Would you restate the full listing word for word and omit its pictures?
BEGIN
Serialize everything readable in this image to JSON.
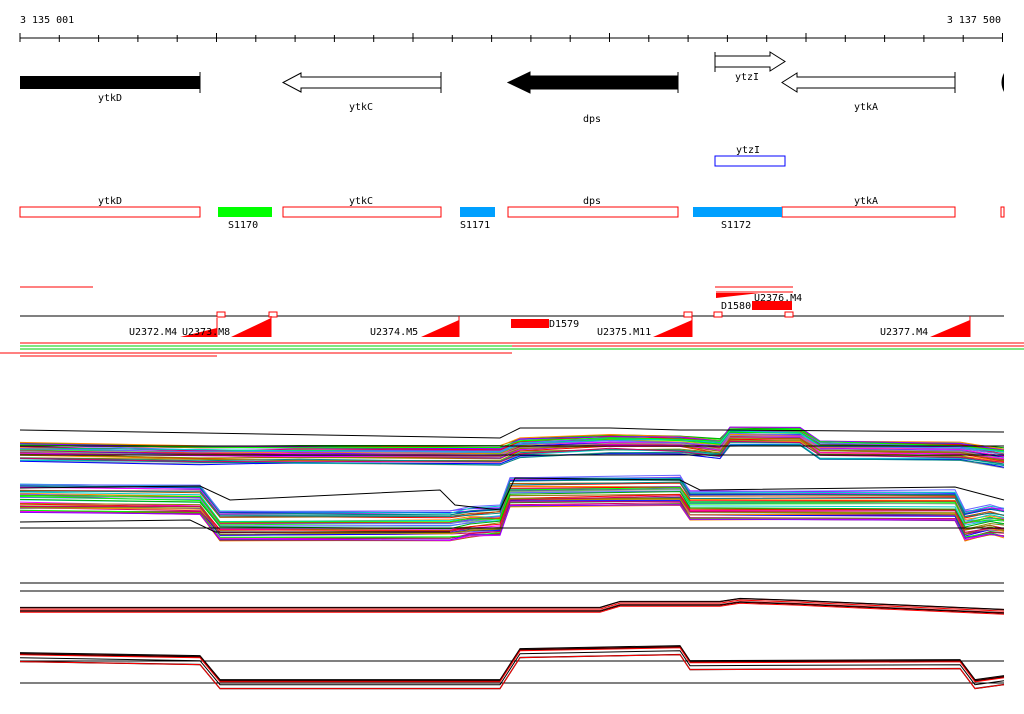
{
  "ruler": {
    "start_label": "3 135 001",
    "end_label": "3 137 500"
  },
  "colors": {
    "background": "#ffffff",
    "gene_fill_black": "#000000",
    "gene_outline_red": "#ff0000",
    "green_segment": "#00ff00",
    "blue_segment": "#00a0ff",
    "red_segment": "#ff0000",
    "box_blue": "#0000ff"
  },
  "genes": [
    {
      "name": "ytkD",
      "strand": "forward",
      "filled": true
    },
    {
      "name": "ytkC",
      "strand": "reverse",
      "filled": false
    },
    {
      "name": "dps",
      "strand": "reverse",
      "filled": true
    },
    {
      "name": "ytzI",
      "strand": "forward",
      "filled": false
    },
    {
      "name": "ytkA",
      "strand": "reverse",
      "filled": false
    }
  ],
  "blue_box_label": "ytzI",
  "gene_boxes": [
    {
      "name": "ytkD"
    },
    {
      "name": "ytkC"
    },
    {
      "name": "dps"
    },
    {
      "name": "ytkA"
    }
  ],
  "segments": [
    {
      "name": "S1170",
      "color": "#00ff00"
    },
    {
      "name": "S1171",
      "color": "#00a0ff"
    },
    {
      "name": "S1172",
      "color": "#00a0ff"
    }
  ],
  "units": [
    {
      "name": "U2372.M4"
    },
    {
      "name": "U2373.M8"
    },
    {
      "name": "U2374.M5"
    },
    {
      "name": "U2375.M11"
    },
    {
      "name": "U2377.M4"
    },
    {
      "name": "U2376.M4"
    }
  ],
  "down_labels": [
    {
      "name": "D1579"
    },
    {
      "name": "D1580"
    }
  ]
}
END
--- Your solution ---
Serialize everything readable in this image to JSON.
{
  "ruler": {
    "start_label": "3 135 001",
    "end_label": "3 137 500"
  },
  "colors": {
    "background": "#ffffff",
    "gene_fill_black": "#000000",
    "gene_outline_red": "#ff0000",
    "green_segment": "#00ff00",
    "blue_segment": "#00a0ff",
    "red_segment": "#ff0000",
    "box_blue": "#0000ff"
  },
  "genes": [
    {
      "name": "ytkD",
      "strand": "forward",
      "filled": true
    },
    {
      "name": "ytkC",
      "strand": "reverse",
      "filled": false
    },
    {
      "name": "dps",
      "strand": "reverse",
      "filled": true
    },
    {
      "name": "ytzI",
      "strand": "forward",
      "filled": false
    },
    {
      "name": "ytkA",
      "strand": "reverse",
      "filled": false
    }
  ],
  "blue_box_label": "ytzI",
  "gene_boxes": [
    {
      "name": "ytkD"
    },
    {
      "name": "ytkC"
    },
    {
      "name": "dps"
    },
    {
      "name": "ytkA"
    }
  ],
  "segments": [
    {
      "name": "S1170",
      "color": "#00ff00"
    },
    {
      "name": "S1171",
      "color": "#00a0ff"
    },
    {
      "name": "S1172",
      "color": "#00a0ff"
    }
  ],
  "units": [
    {
      "name": "U2372.M4"
    },
    {
      "name": "U2373.M8"
    },
    {
      "name": "U2374.M5"
    },
    {
      "name": "U2375.M11"
    },
    {
      "name": "U2377.M4"
    },
    {
      "name": "U2376.M4"
    }
  ],
  "down_labels": [
    {
      "name": "D1579"
    },
    {
      "name": "D1580"
    }
  ]
}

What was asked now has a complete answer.